[Records from a data source]
▼▼▼
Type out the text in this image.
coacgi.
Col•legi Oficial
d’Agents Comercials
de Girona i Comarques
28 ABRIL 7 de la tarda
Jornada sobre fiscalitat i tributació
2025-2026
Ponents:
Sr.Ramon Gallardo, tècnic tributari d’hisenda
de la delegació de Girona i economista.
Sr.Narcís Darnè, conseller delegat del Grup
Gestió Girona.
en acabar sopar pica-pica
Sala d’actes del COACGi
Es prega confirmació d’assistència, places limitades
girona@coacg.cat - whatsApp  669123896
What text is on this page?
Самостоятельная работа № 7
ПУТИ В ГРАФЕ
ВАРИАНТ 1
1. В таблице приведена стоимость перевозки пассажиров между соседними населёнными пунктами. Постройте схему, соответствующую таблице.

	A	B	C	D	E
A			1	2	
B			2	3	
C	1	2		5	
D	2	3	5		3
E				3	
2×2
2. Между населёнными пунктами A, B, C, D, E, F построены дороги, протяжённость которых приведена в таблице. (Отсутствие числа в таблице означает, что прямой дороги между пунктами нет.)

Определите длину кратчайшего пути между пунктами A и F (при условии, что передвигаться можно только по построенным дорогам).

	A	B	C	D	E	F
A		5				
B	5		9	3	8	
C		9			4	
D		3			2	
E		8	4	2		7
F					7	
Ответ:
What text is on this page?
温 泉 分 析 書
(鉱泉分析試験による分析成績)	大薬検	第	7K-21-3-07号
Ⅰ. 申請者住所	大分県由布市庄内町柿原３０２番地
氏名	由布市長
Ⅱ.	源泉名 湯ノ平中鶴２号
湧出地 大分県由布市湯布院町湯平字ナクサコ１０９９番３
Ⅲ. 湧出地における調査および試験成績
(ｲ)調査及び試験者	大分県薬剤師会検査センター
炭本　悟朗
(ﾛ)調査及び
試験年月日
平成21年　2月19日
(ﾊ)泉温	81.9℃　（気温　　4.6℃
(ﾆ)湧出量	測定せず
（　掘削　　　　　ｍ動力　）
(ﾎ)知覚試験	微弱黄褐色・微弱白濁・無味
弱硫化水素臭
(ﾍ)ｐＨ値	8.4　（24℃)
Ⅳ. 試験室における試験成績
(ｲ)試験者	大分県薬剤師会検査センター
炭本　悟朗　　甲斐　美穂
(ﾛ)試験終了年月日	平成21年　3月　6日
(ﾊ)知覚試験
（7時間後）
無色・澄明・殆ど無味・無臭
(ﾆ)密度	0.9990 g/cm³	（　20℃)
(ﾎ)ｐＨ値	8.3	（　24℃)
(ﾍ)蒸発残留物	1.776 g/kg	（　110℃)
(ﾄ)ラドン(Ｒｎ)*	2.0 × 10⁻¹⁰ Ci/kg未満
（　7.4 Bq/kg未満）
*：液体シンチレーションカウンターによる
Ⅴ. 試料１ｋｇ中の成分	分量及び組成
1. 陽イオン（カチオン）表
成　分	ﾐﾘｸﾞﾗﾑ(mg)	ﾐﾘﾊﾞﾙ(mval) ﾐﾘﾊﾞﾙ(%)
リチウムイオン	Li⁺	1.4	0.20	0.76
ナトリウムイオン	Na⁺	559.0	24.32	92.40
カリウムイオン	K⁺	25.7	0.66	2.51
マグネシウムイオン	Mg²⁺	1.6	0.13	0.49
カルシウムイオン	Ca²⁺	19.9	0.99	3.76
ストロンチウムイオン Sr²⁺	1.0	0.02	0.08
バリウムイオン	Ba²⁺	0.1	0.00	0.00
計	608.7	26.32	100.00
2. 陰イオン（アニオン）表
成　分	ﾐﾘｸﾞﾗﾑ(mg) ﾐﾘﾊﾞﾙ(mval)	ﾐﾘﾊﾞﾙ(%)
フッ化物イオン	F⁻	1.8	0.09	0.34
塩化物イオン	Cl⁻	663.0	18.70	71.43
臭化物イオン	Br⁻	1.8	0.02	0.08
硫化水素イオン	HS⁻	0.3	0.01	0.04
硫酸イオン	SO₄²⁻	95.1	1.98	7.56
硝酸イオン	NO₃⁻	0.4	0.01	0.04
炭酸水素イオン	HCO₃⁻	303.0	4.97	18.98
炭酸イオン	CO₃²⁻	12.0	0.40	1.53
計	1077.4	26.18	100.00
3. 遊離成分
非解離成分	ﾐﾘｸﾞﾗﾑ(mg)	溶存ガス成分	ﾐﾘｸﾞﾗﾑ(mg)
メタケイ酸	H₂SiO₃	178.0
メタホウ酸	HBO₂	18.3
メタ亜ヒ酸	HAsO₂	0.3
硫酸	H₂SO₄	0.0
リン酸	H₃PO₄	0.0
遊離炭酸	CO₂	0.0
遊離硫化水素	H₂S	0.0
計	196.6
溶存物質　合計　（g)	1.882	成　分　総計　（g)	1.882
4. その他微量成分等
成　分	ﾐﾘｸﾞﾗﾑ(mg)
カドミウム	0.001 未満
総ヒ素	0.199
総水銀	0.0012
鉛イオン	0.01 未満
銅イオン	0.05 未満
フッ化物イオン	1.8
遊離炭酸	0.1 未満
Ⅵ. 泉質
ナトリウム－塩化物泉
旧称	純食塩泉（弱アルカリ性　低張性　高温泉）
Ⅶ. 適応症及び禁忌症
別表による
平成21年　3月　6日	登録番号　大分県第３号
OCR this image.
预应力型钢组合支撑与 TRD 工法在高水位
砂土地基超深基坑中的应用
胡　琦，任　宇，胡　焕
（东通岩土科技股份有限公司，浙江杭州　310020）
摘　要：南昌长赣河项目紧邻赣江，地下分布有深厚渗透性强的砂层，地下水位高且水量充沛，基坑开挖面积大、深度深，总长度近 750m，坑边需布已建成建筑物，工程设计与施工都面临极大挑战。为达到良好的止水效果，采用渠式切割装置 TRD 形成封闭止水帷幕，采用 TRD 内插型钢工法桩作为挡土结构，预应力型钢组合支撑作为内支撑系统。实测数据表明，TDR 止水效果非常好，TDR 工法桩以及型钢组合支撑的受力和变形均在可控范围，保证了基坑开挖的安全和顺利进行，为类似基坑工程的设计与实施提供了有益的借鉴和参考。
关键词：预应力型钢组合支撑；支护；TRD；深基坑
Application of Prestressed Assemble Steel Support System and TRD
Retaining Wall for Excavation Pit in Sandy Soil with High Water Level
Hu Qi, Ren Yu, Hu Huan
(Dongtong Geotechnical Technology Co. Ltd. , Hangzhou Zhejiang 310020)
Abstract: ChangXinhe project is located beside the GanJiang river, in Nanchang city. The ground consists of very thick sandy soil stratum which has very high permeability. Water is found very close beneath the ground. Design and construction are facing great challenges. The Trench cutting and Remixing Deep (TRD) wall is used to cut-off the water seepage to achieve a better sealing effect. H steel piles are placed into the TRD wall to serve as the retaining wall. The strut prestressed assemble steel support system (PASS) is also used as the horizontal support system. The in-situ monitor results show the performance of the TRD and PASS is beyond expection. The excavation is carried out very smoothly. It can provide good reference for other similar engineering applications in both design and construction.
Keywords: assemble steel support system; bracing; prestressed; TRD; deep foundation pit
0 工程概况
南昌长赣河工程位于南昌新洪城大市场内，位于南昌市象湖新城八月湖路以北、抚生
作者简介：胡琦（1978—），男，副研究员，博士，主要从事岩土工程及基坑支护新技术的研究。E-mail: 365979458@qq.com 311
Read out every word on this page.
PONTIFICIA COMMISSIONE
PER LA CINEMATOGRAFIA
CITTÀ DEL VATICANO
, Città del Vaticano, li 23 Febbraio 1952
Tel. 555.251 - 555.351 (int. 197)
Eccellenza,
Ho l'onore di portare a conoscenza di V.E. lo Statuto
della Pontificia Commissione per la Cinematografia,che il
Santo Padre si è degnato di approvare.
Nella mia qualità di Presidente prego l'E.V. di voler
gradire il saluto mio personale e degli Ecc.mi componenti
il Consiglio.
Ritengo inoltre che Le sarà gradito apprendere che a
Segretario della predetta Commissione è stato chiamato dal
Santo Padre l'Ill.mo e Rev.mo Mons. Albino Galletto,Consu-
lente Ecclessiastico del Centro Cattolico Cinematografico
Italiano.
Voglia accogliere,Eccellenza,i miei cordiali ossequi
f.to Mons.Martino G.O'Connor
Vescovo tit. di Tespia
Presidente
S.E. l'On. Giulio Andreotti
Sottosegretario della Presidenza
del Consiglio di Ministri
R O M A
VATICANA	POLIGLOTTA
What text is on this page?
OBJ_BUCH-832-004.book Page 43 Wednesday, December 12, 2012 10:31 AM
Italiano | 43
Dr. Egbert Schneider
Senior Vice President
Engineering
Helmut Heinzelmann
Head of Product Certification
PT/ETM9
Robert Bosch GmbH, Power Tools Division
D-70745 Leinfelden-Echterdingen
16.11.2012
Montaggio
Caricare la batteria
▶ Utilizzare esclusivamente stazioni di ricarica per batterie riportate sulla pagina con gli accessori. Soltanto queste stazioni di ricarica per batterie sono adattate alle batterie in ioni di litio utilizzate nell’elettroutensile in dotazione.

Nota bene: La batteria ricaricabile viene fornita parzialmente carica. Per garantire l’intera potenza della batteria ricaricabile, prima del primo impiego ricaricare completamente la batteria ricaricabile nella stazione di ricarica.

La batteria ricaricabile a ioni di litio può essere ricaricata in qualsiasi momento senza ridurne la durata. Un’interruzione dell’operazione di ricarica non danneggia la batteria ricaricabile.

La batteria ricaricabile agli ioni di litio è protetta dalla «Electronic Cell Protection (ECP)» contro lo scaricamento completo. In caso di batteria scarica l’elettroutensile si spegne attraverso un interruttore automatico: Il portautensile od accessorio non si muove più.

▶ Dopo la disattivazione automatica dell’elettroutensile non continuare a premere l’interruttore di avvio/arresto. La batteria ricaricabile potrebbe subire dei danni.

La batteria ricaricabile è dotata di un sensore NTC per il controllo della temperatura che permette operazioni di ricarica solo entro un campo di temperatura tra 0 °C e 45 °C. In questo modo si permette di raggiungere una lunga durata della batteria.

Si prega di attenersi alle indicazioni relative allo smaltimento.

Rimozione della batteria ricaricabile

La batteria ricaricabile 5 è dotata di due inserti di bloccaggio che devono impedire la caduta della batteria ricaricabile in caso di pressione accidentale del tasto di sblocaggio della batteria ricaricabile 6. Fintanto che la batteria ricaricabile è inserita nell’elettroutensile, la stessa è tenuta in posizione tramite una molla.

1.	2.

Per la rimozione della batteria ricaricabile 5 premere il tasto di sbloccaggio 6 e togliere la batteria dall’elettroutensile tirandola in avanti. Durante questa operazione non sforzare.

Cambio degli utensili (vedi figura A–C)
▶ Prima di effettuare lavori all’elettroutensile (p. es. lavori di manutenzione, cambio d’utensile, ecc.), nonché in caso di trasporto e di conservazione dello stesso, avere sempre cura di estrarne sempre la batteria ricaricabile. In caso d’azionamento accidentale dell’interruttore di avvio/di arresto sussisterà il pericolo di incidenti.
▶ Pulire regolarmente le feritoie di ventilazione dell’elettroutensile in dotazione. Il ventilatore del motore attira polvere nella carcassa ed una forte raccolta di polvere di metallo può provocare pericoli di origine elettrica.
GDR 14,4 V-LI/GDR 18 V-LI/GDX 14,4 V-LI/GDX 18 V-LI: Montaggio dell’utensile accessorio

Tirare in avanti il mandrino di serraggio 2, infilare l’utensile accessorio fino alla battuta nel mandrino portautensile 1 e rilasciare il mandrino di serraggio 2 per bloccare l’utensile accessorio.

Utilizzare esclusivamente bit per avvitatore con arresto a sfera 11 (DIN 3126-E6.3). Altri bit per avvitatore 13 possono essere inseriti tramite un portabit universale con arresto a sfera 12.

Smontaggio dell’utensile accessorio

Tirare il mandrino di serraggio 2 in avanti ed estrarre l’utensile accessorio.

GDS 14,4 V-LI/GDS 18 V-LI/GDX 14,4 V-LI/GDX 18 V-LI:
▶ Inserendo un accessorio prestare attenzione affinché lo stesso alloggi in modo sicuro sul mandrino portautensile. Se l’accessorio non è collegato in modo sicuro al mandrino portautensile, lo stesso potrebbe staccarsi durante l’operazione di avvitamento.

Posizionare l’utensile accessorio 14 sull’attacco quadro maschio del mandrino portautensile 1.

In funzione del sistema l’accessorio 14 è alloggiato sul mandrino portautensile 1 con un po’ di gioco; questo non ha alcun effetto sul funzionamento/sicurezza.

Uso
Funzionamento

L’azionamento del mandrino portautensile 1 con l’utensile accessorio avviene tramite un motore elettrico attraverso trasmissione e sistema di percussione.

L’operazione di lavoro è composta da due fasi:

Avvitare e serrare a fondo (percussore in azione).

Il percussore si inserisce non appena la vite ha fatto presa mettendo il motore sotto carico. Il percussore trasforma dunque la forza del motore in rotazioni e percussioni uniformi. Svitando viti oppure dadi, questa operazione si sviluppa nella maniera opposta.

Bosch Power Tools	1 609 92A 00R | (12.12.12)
▲▲▲
=== Prompt ===
Which lines in the listing above hold the word "esclusivamente"? Show each of them.

=== Complete answer ===
▶ Utilizzare esclusivamente stazioni di ricarica per batterie riportate sulla pagina con gli accessori. Soltanto queste stazioni di ricarica per batterie sono adattate alle batterie in ioni di litio utilizzate nell’elettroutensile in dotazione.
Utilizzare esclusivamente bit per avvitatore con arresto a sfera 11 (DIN 3126-E6.3). Altri bit per avvitatore 13 possono essere inseriti tramite un portabit universale con arresto a sfera 12.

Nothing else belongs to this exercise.